_OBJECTIVE_. Look through the material below. Copy each line that contains the string "color".

## BEGIN DATA ENTRIES

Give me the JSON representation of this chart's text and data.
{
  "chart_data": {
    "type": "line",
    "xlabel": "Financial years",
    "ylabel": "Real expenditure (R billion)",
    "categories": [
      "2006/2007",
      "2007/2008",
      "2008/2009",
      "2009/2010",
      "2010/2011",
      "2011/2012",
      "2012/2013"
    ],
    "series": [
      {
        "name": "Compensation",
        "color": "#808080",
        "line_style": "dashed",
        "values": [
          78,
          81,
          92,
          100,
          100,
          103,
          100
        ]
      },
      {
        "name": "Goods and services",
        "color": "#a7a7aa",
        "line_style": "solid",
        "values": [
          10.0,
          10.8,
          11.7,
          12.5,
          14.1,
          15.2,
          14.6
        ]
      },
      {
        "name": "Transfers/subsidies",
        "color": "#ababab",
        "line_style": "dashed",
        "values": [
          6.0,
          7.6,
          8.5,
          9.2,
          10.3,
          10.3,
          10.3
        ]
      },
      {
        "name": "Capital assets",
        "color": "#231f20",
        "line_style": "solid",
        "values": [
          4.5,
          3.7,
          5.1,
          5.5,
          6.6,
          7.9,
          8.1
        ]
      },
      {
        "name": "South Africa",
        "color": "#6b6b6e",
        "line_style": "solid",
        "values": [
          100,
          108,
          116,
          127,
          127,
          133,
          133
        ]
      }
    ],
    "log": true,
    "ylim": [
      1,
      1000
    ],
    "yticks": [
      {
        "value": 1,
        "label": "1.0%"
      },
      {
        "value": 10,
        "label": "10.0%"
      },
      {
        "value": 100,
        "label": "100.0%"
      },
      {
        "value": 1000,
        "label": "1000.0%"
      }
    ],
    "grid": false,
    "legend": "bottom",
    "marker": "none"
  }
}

## END DATA ENTRIES

_FINISHED ANSWER_.
        "color": "#808080",
        "color": "#a7a7aa",
        "color": "#ababab",
        "color": "#231f20",
        "color": "#6b6b6e",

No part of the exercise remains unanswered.